--- START Given entries ---

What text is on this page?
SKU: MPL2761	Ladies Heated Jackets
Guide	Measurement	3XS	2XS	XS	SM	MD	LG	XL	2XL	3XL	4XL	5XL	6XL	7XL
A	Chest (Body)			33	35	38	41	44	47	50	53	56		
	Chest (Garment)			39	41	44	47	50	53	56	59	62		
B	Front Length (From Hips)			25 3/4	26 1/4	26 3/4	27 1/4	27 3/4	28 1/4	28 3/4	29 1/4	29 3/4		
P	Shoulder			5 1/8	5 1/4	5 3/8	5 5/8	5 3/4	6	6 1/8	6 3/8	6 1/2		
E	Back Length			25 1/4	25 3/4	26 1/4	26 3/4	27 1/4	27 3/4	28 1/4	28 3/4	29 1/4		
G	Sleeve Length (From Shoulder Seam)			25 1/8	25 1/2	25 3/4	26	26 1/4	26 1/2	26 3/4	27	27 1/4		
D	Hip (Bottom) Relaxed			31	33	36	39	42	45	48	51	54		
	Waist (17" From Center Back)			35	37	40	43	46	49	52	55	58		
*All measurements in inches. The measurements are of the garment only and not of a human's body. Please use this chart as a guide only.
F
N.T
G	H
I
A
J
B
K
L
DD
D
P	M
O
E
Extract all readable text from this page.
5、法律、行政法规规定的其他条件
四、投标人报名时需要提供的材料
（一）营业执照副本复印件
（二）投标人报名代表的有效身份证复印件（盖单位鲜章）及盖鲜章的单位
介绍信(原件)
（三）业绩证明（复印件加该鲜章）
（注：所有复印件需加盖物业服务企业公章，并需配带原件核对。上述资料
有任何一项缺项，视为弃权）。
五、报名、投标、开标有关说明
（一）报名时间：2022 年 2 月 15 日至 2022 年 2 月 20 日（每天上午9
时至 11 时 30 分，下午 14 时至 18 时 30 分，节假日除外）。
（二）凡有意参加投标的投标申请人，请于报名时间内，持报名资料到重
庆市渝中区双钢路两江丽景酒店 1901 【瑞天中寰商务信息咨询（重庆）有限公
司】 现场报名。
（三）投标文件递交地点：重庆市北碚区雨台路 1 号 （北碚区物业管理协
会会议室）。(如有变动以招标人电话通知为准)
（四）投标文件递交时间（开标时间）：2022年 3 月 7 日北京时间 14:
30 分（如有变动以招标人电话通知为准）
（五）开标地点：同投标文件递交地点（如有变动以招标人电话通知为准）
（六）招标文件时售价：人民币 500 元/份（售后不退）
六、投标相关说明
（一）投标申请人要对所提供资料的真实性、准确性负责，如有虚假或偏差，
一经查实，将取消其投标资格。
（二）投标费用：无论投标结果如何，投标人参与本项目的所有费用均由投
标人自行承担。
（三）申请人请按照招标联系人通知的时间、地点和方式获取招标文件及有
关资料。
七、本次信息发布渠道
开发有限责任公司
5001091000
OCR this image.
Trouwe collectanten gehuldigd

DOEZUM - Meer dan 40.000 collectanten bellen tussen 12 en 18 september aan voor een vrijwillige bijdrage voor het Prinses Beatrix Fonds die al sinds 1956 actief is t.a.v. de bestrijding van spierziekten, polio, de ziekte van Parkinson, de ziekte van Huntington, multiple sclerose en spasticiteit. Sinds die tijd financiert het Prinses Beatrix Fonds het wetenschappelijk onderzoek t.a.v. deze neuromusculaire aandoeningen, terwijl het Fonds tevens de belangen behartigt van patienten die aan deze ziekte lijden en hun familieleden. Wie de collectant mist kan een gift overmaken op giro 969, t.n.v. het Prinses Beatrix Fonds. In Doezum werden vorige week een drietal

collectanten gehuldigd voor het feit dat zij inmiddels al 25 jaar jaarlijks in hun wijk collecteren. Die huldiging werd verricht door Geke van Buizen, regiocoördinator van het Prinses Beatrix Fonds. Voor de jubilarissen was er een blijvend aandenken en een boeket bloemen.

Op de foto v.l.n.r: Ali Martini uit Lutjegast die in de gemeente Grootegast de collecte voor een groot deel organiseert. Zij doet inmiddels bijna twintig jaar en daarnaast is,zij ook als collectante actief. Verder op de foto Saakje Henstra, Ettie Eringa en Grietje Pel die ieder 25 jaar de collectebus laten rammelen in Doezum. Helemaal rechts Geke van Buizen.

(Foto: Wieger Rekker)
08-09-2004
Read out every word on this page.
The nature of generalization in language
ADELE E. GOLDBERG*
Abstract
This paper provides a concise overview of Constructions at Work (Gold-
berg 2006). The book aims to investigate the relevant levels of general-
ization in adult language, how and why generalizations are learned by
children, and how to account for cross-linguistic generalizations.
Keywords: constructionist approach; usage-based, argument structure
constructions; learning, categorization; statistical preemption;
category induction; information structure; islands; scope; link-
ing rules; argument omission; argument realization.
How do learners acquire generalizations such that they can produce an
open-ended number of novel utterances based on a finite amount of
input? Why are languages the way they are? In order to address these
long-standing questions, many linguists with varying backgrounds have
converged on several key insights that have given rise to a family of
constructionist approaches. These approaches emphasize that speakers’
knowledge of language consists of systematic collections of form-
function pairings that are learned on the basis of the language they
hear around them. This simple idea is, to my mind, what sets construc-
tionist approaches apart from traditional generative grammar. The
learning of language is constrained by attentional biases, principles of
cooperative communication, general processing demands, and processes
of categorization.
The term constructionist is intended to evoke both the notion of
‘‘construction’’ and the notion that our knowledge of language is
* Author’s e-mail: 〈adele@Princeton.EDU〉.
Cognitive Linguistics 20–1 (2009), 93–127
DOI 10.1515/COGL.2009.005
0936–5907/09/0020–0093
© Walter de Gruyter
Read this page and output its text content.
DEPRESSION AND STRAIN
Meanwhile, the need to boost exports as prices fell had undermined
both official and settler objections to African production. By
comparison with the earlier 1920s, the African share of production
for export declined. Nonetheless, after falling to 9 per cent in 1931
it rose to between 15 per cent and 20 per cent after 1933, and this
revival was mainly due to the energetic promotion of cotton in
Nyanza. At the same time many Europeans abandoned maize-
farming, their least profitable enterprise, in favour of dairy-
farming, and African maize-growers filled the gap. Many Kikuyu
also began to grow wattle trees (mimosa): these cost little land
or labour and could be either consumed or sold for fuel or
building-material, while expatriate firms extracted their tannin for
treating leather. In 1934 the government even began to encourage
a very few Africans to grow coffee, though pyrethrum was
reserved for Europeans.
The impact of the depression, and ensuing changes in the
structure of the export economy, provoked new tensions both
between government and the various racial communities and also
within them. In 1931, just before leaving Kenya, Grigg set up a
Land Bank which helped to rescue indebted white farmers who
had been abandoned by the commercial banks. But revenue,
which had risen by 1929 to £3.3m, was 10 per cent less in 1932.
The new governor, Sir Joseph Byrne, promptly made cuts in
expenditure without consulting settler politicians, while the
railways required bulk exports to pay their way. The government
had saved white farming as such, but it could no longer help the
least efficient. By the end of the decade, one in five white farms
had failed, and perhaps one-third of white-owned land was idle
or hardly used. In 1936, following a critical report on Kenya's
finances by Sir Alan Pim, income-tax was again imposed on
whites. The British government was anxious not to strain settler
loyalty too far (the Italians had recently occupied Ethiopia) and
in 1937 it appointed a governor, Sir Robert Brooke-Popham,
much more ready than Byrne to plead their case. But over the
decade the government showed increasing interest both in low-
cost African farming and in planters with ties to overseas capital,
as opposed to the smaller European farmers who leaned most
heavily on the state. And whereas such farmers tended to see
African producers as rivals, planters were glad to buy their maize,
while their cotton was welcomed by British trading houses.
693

--- END Given entries ---

Work to complete — In the material above, how many lines hold the word "notion"? Say only the number.

Response below — 2